**Dataset items:**
══════════════════════════════
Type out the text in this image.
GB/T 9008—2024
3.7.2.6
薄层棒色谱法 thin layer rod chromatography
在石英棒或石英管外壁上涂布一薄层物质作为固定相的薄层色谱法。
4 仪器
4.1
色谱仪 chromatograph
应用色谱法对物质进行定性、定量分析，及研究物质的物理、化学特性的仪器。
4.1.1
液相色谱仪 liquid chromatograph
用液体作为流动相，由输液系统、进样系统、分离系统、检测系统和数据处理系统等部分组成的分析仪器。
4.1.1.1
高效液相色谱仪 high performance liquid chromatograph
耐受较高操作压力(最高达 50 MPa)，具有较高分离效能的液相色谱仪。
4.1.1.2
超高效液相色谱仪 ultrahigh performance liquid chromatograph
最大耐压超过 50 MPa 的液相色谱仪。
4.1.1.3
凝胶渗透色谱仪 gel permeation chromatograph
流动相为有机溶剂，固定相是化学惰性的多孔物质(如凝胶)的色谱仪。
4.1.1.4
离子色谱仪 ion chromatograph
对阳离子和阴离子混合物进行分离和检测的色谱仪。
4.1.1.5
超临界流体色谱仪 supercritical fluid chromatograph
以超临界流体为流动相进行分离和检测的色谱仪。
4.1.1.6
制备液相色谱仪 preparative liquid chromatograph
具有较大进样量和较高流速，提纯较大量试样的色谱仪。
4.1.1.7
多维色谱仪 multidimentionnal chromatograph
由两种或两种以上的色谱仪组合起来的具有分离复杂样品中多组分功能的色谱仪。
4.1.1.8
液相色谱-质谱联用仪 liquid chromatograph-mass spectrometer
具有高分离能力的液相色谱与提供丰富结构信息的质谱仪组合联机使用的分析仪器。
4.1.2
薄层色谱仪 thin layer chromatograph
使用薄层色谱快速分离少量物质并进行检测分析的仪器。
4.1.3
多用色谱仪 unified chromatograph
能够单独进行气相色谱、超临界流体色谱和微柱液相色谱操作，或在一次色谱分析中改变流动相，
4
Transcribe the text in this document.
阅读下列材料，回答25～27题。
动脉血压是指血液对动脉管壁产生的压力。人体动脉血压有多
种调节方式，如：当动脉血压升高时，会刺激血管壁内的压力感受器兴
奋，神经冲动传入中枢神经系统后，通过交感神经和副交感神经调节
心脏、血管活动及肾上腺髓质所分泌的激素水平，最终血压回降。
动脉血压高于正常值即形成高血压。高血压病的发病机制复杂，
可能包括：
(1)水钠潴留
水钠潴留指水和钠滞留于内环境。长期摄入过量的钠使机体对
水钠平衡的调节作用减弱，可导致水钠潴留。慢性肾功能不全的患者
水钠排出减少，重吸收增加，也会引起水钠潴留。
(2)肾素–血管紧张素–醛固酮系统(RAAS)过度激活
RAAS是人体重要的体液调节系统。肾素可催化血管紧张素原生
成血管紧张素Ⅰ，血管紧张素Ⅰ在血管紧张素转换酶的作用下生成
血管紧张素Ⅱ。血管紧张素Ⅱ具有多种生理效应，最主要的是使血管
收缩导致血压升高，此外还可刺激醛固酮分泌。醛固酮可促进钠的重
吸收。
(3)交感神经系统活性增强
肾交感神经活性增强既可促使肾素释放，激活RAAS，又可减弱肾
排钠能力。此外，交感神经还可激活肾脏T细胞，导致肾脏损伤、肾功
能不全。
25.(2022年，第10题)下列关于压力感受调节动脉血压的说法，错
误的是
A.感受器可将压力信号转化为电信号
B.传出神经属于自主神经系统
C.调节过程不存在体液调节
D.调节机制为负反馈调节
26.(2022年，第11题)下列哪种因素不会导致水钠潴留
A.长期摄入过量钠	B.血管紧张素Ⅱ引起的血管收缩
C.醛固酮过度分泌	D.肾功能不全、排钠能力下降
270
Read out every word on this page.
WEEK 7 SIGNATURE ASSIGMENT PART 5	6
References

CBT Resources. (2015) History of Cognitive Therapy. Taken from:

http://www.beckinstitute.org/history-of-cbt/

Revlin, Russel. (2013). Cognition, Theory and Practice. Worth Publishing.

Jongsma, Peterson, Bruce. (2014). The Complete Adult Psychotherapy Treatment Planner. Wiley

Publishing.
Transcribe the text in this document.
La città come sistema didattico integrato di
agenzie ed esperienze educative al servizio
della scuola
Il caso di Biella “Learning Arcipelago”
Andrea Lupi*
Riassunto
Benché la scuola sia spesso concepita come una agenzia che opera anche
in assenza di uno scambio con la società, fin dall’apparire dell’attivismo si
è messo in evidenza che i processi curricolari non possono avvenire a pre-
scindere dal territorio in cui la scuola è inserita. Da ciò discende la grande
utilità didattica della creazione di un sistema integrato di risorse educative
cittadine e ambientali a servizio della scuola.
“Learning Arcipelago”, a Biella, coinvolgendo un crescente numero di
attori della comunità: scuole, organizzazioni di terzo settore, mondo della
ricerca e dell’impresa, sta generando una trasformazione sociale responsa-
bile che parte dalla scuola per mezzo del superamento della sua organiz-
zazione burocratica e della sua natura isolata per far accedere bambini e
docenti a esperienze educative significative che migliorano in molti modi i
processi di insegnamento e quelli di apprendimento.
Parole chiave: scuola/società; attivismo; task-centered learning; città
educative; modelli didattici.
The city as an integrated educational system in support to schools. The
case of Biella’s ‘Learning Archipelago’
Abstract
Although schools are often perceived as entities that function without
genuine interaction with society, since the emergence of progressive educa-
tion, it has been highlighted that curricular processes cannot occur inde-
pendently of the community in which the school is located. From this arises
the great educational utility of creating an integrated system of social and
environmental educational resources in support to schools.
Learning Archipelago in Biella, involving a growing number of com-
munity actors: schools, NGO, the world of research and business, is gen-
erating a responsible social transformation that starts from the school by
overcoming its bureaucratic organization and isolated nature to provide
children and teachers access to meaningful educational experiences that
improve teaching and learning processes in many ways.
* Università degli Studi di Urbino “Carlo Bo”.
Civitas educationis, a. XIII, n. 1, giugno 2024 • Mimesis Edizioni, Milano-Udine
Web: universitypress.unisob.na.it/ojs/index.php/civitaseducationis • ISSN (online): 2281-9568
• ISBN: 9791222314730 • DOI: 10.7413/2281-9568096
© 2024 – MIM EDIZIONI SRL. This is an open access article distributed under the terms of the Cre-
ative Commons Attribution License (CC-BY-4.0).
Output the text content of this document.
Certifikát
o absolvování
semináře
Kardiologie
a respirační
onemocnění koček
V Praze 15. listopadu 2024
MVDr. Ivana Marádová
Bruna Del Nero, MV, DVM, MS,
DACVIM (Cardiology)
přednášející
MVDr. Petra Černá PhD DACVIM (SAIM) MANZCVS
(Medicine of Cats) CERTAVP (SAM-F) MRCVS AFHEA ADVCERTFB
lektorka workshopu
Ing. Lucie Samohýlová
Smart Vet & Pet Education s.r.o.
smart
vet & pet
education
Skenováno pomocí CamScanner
══════════════════════════════
**THE EXERCISE:** Emit the full listing verbatim.

**SOLUTION FOR THIS PROBLEM:**
Type out the text in this image.
GB/T 9008—2024
3.7.2.6
薄层棒色谱法 thin layer rod chromatography
在石英棒或石英管外壁上涂布一薄层物质作为固定相的薄层色谱法。
4 仪器
4.1
色谱仪 chromatograph
应用色谱法对物质进行定性、定量分析，及研究物质的物理、化学特性的仪器。
4.1.1
液相色谱仪 liquid chromatograph
用液体作为流动相，由输液系统、进样系统、分离系统、检测系统和数据处理系统等部分组成的分析仪器。
4.1.1.1
高效液相色谱仪 high performance liquid chromatograph
耐受较高操作压力(最高达 50 MPa)，具有较高分离效能的液相色谱仪。
4.1.1.2
超高效液相色谱仪 ultrahigh performance liquid chromatograph
最大耐压超过 50 MPa 的液相色谱仪。
4.1.1.3
凝胶渗透色谱仪 gel permeation chromatograph
流动相为有机溶剂，固定相是化学惰性的多孔物质(如凝胶)的色谱仪。
4.1.1.4
离子色谱仪 ion chromatograph
对阳离子和阴离子混合物进行分离和检测的色谱仪。
4.1.1.5
超临界流体色谱仪 supercritical fluid chromatograph
以超临界流体为流动相进行分离和检测的色谱仪。
4.1.1.6
制备液相色谱仪 preparative liquid chromatograph
具有较大进样量和较高流速，提纯较大量试样的色谱仪。
4.1.1.7
多维色谱仪 multidimentionnal chromatograph
由两种或两种以上的色谱仪组合起来的具有分离复杂样品中多组分功能的色谱仪。
4.1.1.8
液相色谱-质谱联用仪 liquid chromatograph-mass spectrometer
具有高分离能力的液相色谱与提供丰富结构信息的质谱仪组合联机使用的分析仪器。
4.1.2
薄层色谱仪 thin layer chromatograph
使用薄层色谱快速分离少量物质并进行检测分析的仪器。
4.1.3
多用色谱仪 unified chromatograph
能够单独进行气相色谱、超临界流体色谱和微柱液相色谱操作，或在一次色谱分析中改变流动相，
4
Transcribe the text in this document.
阅读下列材料，回答25～27题。
动脉血压是指血液对动脉管壁产生的压力。人体动脉血压有多
种调节方式，如：当动脉血压升高时，会刺激血管壁内的压力感受器兴
奋，神经冲动传入中枢神经系统后，通过交感神经和副交感神经调节
心脏、血管活动及肾上腺髓质所分泌的激素水平，最终血压回降。
动脉血压高于正常值即形成高血压。高血压病的发病机制复杂，
可能包括：
(1)水钠潴留
水钠潴留指水和钠滞留于内环境。长期摄入过量的钠使机体对
水钠平衡的调节作用减弱，可导致水钠潴留。慢性肾功能不全的患者
水钠排出减少，重吸收增加，也会引起水钠潴留。
(2)肾素–血管紧张素–醛固酮系统(RAAS)过度激活
RAAS是人体重要的体液调节系统。肾素可催化血管紧张素原生
成血管紧张素Ⅰ，血管紧张素Ⅰ在血管紧张素转换酶的作用下生成
血管紧张素Ⅱ。血管紧张素Ⅱ具有多种生理效应，最主要的是使血管
收缩导致血压升高，此外还可刺激醛固酮分泌。醛固酮可促进钠的重
吸收。
(3)交感神经系统活性增强
肾交感神经活性增强既可促使肾素释放，激活RAAS，又可减弱肾
排钠能力。此外，交感神经还可激活肾脏T细胞，导致肾脏损伤、肾功
能不全。
25.(2022年，第10题)下列关于压力感受调节动脉血压的说法，错
误的是
A.感受器可将压力信号转化为电信号
B.传出神经属于自主神经系统
C.调节过程不存在体液调节
D.调节机制为负反馈调节
26.(2022年，第11题)下列哪种因素不会导致水钠潴留
A.长期摄入过量钠	B.血管紧张素Ⅱ引起的血管收缩
C.醛固酮过度分泌	D.肾功能不全、排钠能力下降
270
Read out every word on this page.
WEEK 7 SIGNATURE ASSIGMENT PART 5	6
References

CBT Resources. (2015) History of Cognitive Therapy. Taken from:

http://www.beckinstitute.org/history-of-cbt/

Revlin, Russel. (2013). Cognition, Theory and Practice. Worth Publishing.

Jongsma, Peterson, Bruce. (2014). The Complete Adult Psychotherapy Treatment Planner. Wiley

Publishing.
Transcribe the text in this document.
La città come sistema didattico integrato di
agenzie ed esperienze educative al servizio
della scuola
Il caso di Biella “Learning Arcipelago”
Andrea Lupi*
Riassunto
Benché la scuola sia spesso concepita come una agenzia che opera anche
in assenza di uno scambio con la società, fin dall’apparire dell’attivismo si
è messo in evidenza che i processi curricolari non possono avvenire a pre-
scindere dal territorio in cui la scuola è inserita. Da ciò discende la grande
utilità didattica della creazione di un sistema integrato di risorse educative
cittadine e ambientali a servizio della scuola.
“Learning Arcipelago”, a Biella, coinvolgendo un crescente numero di
attori della comunità: scuole, organizzazioni di terzo settore, mondo della
ricerca e dell’impresa, sta generando una trasformazione sociale responsa-
bile che parte dalla scuola per mezzo del superamento della sua organiz-
zazione burocratica e della sua natura isolata per far accedere bambini e
docenti a esperienze educative significative che migliorano in molti modi i
processi di insegnamento e quelli di apprendimento.
Parole chiave: scuola/società; attivismo; task-centered learning; città
educative; modelli didattici.
The city as an integrated educational system in support to schools. The
case of Biella’s ‘Learning Archipelago’
Abstract
Although schools are often perceived as entities that function without
genuine interaction with society, since the emergence of progressive educa-
tion, it has been highlighted that curricular processes cannot occur inde-
pendently of the community in which the school is located. From this arises
the great educational utility of creating an integrated system of social and
environmental educational resources in support to schools.
Learning Archipelago in Biella, involving a growing number of com-
munity actors: schools, NGO, the world of research and business, is gen-
erating a responsible social transformation that starts from the school by
overcoming its bureaucratic organization and isolated nature to provide
children and teachers access to meaningful educational experiences that
improve teaching and learning processes in many ways.
* Università degli Studi di Urbino “Carlo Bo”.
Civitas educationis, a. XIII, n. 1, giugno 2024 • Mimesis Edizioni, Milano-Udine
Web: universitypress.unisob.na.it/ojs/index.php/civitaseducationis • ISSN (online): 2281-9568
• ISBN: 9791222314730 • DOI: 10.7413/2281-9568096
© 2024 – MIM EDIZIONI SRL. This is an open access article distributed under the terms of the Cre-
ative Commons Attribution License (CC-BY-4.0).
Output the text content of this document.
Certifikát
o absolvování
semináře
Kardiologie
a respirační
onemocnění koček
V Praze 15. listopadu 2024
MVDr. Ivana Marádová
Bruna Del Nero, MV, DVM, MS,
DACVIM (Cardiology)
přednášející
MVDr. Petra Černá PhD DACVIM (SAIM) MANZCVS
(Medicine of Cats) CERTAVP (SAM-F) MRCVS AFHEA ADVCERTFB
lektorka workshopu
Ing. Lucie Samohýlová
Smart Vet & Pet Education s.r.o.
smart
vet & pet
education
Skenováno pomocí CamScanner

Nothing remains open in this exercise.